YOUR TASK
Go through the listing and pick out each line with the word "Percent" in it.
####################
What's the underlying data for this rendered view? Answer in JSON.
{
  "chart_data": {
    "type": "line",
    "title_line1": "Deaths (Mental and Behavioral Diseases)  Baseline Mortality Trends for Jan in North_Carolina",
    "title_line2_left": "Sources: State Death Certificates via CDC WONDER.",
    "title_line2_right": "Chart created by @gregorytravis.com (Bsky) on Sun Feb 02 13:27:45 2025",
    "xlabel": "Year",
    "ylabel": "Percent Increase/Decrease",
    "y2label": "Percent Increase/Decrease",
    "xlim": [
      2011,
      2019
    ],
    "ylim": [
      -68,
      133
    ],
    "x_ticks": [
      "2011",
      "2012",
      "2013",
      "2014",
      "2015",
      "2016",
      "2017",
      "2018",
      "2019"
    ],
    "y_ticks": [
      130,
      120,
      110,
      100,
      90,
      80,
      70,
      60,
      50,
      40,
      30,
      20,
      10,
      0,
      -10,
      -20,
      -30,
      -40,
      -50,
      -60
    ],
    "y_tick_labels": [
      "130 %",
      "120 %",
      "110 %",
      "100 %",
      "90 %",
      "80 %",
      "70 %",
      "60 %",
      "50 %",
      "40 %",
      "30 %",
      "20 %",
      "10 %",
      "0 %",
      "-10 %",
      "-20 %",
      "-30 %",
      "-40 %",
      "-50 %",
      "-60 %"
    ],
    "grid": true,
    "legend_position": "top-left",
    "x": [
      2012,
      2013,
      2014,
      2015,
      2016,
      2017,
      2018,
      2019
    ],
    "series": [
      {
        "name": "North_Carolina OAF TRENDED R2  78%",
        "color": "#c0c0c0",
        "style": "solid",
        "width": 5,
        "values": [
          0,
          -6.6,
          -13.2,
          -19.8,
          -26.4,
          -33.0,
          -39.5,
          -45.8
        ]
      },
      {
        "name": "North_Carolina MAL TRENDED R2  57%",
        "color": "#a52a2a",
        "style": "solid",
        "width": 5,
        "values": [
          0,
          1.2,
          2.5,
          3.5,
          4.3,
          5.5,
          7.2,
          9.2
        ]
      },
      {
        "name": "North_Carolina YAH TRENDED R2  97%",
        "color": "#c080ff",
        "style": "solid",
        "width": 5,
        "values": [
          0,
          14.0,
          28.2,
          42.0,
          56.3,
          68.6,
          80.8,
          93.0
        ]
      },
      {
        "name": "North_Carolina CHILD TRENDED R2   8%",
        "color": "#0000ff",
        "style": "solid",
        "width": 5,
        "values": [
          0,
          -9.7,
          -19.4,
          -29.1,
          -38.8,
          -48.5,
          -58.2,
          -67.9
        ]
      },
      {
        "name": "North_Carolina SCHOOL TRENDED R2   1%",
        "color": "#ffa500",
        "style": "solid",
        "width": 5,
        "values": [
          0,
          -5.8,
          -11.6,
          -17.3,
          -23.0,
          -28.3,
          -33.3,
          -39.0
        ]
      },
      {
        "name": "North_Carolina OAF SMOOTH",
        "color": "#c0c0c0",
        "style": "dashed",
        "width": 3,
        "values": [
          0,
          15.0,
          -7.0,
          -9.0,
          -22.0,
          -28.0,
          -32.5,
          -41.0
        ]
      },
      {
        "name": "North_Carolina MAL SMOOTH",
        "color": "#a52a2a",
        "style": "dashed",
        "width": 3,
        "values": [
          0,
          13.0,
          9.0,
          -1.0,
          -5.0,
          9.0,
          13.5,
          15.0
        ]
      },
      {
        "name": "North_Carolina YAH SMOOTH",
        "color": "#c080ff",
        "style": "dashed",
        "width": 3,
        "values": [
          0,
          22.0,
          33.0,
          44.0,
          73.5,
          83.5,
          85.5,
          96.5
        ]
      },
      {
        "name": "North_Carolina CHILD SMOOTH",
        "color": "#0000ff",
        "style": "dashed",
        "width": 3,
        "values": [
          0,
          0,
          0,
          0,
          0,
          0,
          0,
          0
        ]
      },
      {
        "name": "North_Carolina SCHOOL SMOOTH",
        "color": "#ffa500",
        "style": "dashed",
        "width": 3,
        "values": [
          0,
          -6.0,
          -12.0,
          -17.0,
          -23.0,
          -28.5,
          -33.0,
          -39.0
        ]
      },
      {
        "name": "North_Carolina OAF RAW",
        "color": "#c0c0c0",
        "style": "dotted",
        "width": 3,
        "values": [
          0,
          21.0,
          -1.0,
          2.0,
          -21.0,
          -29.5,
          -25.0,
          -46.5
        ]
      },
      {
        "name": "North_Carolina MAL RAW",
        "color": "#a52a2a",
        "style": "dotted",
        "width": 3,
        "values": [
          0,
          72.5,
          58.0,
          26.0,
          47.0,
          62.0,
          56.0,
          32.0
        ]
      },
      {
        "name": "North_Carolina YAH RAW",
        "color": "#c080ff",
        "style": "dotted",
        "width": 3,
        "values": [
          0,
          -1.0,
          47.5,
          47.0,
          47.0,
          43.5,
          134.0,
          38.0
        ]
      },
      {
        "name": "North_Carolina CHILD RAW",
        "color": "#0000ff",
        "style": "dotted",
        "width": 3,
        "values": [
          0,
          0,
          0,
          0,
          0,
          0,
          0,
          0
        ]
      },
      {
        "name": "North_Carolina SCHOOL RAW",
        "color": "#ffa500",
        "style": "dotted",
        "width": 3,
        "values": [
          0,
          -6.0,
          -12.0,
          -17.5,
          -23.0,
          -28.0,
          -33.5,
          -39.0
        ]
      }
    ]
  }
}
####################
RESPONSE TO THE TASK
    "ylabel": "Percent Increase/Decrease",
    "y2label": "Percent Increase/Decrease",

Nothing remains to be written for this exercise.